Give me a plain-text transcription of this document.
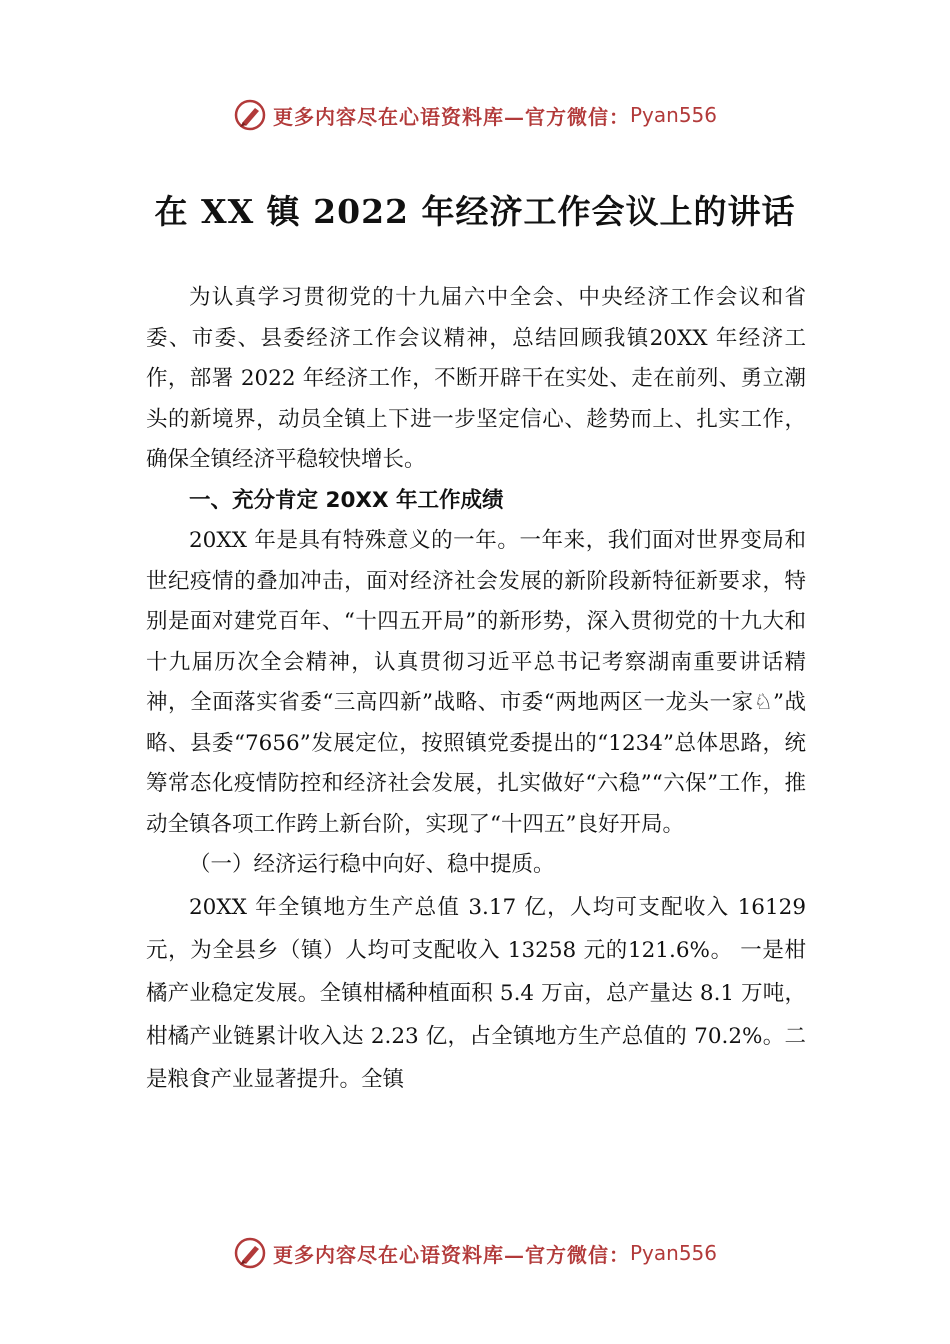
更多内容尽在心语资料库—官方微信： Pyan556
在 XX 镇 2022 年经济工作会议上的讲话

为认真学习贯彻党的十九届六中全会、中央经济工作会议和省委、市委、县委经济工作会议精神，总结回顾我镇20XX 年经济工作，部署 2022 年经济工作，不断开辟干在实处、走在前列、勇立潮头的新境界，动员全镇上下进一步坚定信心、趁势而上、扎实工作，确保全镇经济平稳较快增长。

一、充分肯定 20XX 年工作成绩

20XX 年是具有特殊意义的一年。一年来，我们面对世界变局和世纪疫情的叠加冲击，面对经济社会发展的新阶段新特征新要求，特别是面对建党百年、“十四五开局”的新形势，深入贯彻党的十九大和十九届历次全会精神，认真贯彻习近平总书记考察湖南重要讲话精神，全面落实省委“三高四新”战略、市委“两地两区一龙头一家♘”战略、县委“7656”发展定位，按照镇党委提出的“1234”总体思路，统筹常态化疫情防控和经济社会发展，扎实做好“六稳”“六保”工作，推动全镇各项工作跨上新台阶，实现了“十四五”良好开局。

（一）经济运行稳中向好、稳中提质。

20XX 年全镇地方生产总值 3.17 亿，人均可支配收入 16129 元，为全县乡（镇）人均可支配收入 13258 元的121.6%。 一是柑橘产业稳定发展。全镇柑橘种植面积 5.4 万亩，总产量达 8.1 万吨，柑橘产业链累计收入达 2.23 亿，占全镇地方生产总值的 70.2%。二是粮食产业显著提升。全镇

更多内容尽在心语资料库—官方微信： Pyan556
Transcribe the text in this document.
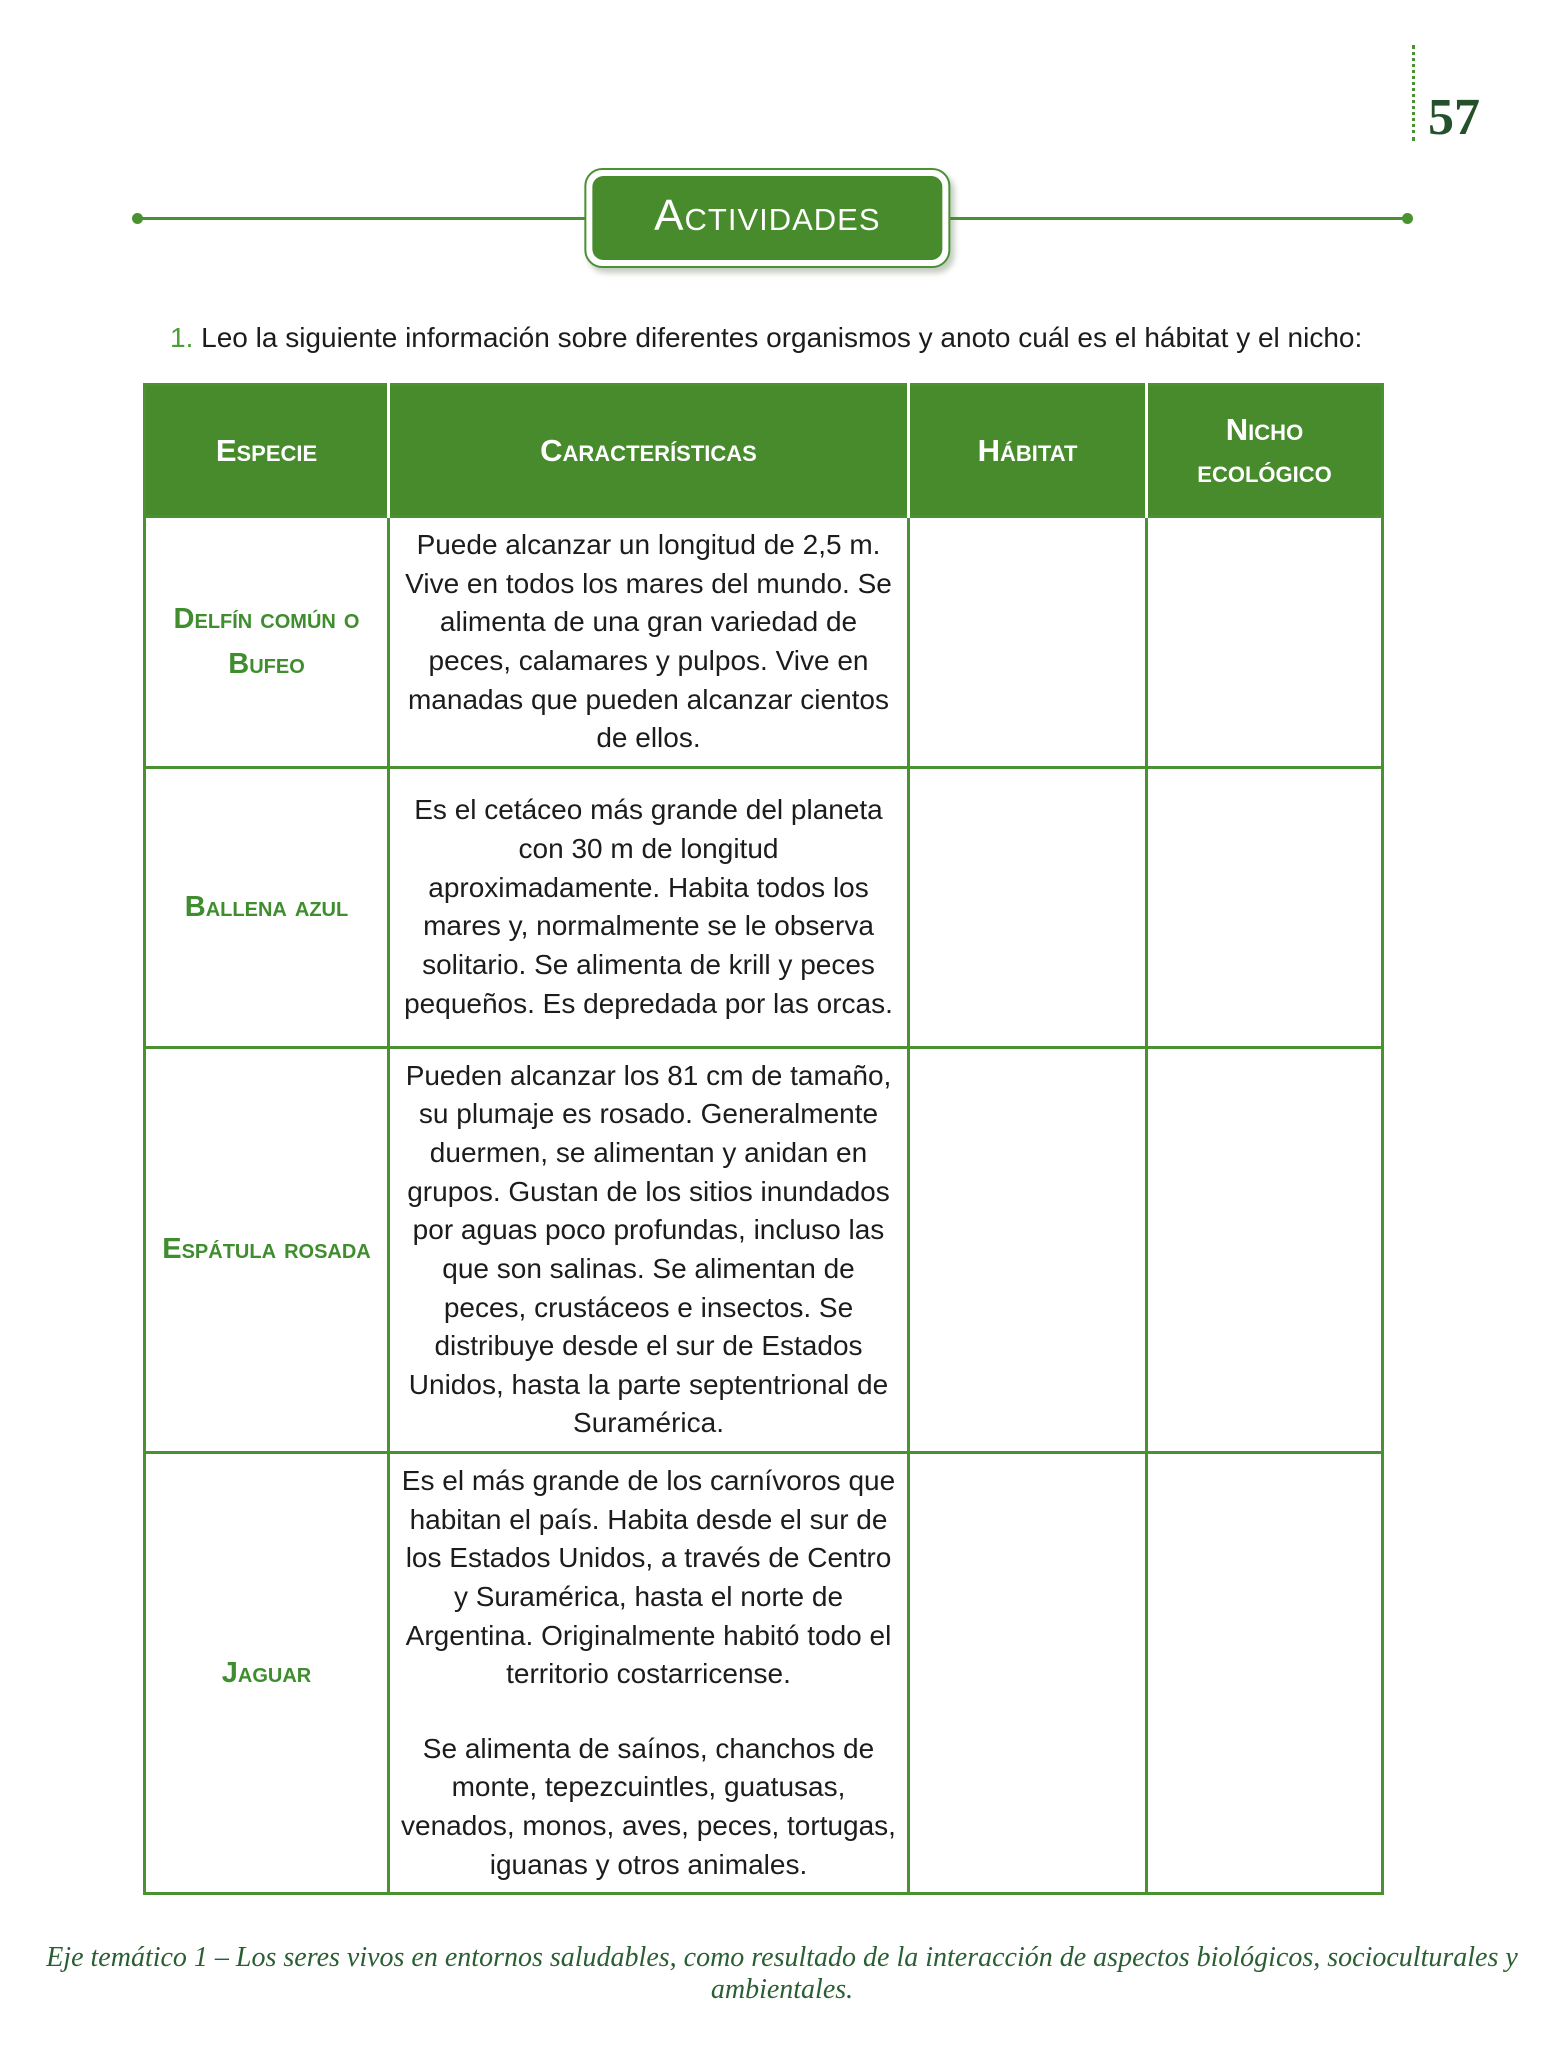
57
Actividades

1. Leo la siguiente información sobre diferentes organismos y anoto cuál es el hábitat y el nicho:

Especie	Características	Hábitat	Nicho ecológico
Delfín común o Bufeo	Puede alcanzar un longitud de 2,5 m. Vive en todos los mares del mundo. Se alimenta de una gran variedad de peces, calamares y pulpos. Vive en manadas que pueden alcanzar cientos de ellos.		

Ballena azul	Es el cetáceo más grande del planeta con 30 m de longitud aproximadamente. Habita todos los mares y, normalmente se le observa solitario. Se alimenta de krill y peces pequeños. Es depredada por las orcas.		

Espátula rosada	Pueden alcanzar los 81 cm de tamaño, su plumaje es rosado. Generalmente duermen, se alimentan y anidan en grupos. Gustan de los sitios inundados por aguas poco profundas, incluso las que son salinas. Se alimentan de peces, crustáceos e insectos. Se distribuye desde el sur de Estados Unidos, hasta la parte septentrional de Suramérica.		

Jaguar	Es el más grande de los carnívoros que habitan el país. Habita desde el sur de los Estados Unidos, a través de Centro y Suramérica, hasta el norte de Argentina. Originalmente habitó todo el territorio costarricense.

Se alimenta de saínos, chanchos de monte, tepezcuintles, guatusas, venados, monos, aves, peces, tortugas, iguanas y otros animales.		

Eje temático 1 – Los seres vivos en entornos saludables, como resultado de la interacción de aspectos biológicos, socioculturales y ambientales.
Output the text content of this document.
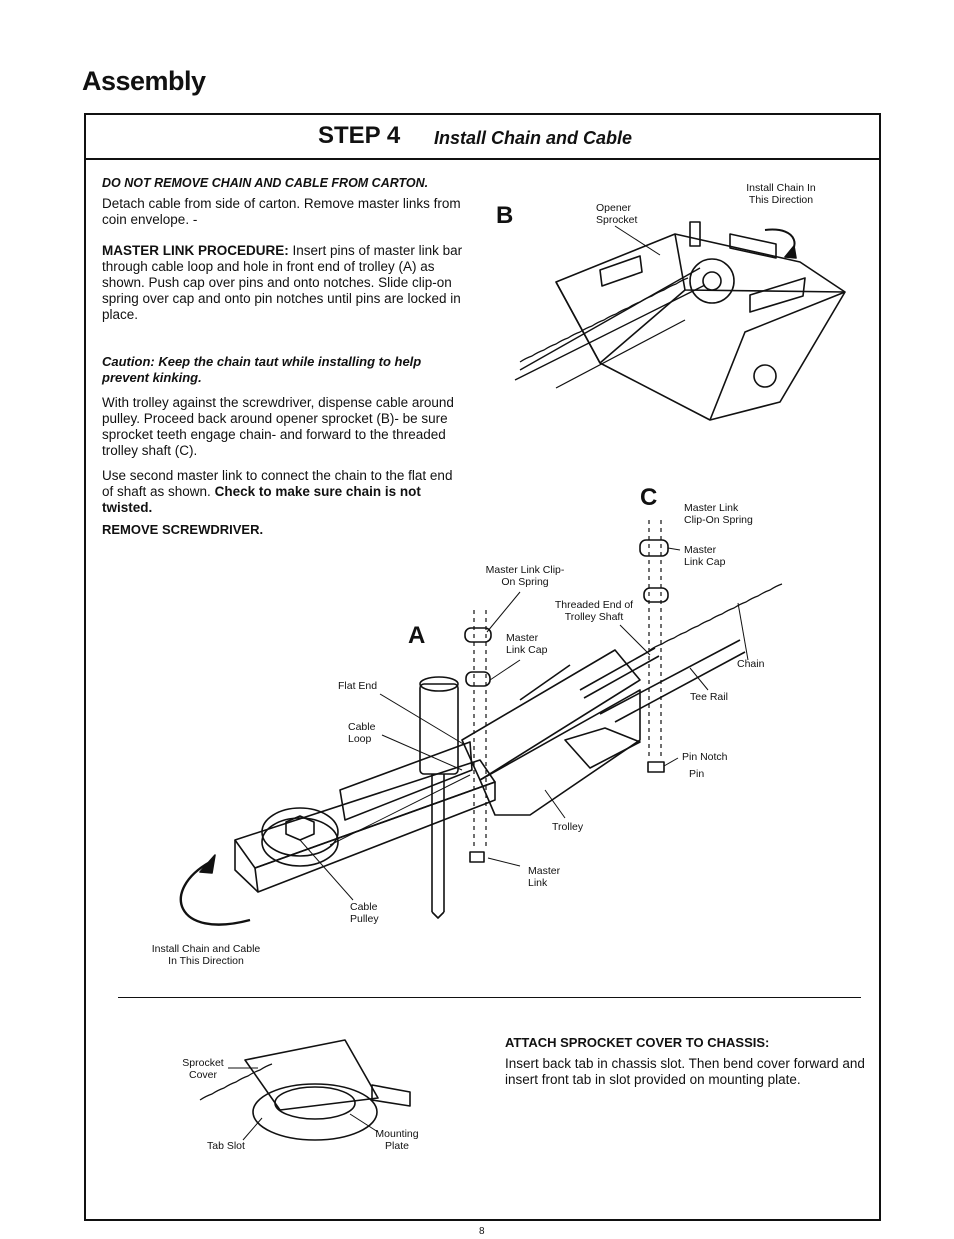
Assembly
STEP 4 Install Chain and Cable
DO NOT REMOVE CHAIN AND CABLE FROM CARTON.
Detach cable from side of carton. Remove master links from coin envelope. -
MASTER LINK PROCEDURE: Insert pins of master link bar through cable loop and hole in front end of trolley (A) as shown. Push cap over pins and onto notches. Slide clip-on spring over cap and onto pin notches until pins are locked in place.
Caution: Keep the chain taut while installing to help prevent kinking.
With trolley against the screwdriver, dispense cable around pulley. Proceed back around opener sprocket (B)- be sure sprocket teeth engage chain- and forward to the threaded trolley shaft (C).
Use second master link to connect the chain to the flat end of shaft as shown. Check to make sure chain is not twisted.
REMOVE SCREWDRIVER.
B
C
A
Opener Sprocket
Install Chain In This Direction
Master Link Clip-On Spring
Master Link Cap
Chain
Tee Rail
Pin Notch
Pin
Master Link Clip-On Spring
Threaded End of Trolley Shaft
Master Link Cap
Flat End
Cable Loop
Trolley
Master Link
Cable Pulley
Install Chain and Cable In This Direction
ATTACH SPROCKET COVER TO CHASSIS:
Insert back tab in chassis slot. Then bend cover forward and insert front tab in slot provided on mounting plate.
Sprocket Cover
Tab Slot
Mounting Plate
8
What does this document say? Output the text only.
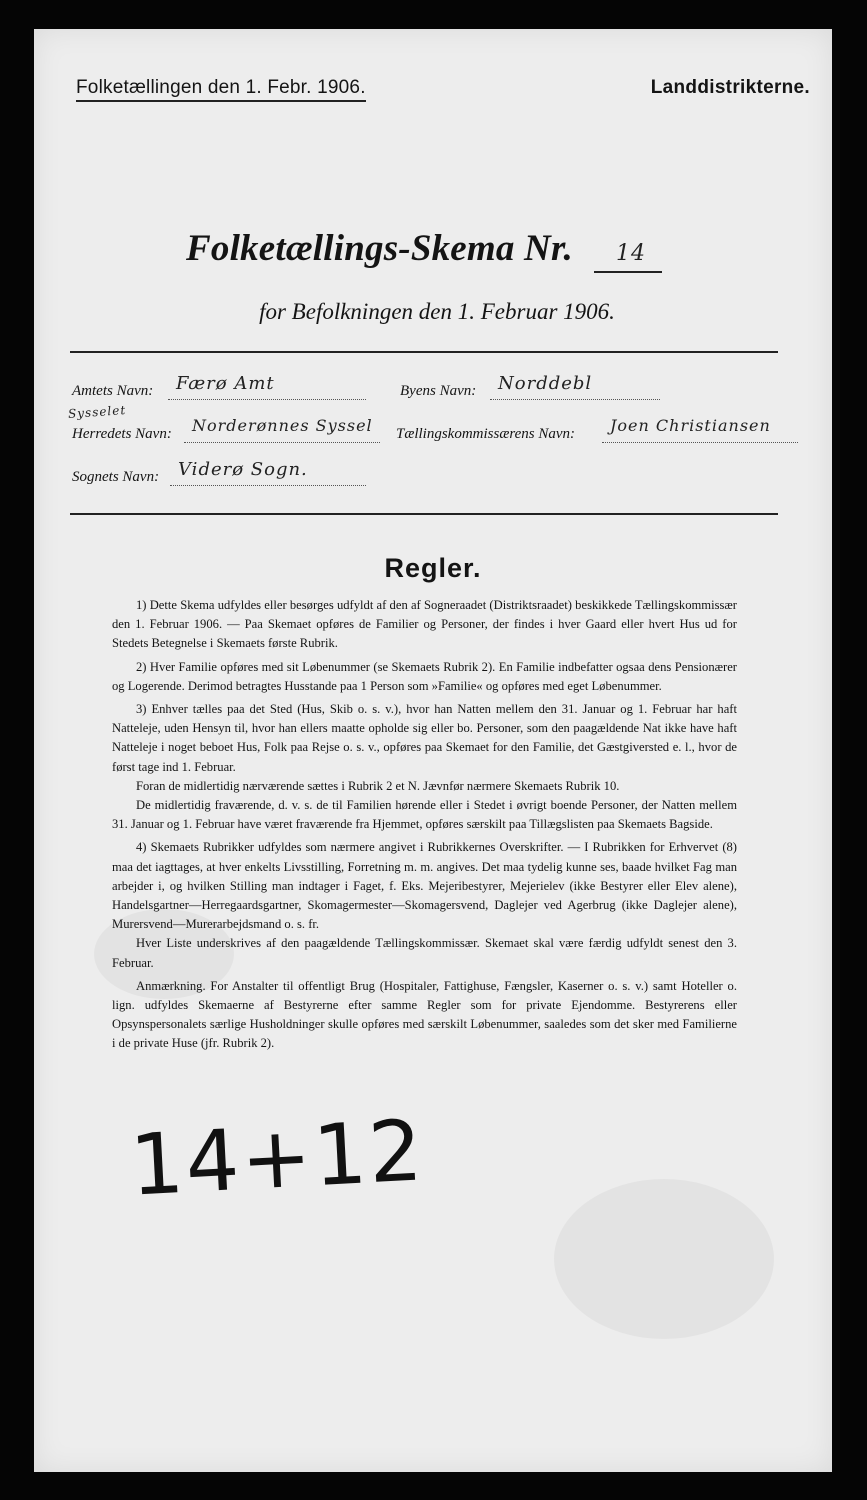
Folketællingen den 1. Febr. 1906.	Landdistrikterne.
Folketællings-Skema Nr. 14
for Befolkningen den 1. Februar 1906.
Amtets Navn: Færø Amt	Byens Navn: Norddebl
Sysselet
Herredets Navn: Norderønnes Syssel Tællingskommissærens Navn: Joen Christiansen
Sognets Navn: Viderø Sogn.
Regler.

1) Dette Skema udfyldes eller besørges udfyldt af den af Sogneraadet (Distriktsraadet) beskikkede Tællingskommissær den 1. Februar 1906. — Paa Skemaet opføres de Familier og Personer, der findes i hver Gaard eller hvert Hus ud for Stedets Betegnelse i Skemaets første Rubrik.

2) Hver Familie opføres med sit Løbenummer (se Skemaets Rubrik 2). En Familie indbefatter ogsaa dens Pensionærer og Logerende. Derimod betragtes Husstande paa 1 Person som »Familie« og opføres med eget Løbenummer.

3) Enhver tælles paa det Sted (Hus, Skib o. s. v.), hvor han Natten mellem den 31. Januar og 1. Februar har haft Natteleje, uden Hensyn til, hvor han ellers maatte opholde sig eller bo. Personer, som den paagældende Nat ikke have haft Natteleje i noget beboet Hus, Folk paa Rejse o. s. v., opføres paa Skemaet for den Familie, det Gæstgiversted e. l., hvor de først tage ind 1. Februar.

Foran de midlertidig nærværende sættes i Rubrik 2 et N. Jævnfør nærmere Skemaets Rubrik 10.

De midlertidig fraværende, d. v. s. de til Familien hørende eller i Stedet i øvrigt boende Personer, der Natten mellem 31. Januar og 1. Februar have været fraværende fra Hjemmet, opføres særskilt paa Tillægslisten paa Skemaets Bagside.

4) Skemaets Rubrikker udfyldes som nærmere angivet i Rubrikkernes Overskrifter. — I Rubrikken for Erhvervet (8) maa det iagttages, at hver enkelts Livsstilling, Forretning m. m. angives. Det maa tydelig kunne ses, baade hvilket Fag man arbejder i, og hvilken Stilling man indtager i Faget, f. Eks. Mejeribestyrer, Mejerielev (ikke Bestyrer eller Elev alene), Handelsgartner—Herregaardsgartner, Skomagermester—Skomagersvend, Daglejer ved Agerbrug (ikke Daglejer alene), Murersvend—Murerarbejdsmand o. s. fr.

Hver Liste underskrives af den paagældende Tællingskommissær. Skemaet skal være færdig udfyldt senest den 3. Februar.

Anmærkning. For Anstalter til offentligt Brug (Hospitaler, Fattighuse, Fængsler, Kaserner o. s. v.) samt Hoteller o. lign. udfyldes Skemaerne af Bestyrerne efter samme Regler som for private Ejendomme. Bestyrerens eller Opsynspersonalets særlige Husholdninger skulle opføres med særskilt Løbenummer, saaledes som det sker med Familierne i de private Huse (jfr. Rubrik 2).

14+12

========================

• EXERCISE REQUIREMENTS: Track down every line of the material containing the string "longitud", and copy it.

• RESULT OF THIS EXERCISE:
Delfín común o Bufeo	Puede alcanzar un longitud de 2,5 m. Vive en todos los mares del mundo. Se alimenta de una gran variedad de peces, calamares y pulpos. Vive en manadas que pueden alcanzar cientos de ellos.		
Ballena azul	Es el cetáceo más grande del planeta con 30 m de longitud aproximadamente. Habita todos los mares y, normalmente se le observa solitario. Se alimenta de krill y peces pequeños. Es depredada por las orcas.		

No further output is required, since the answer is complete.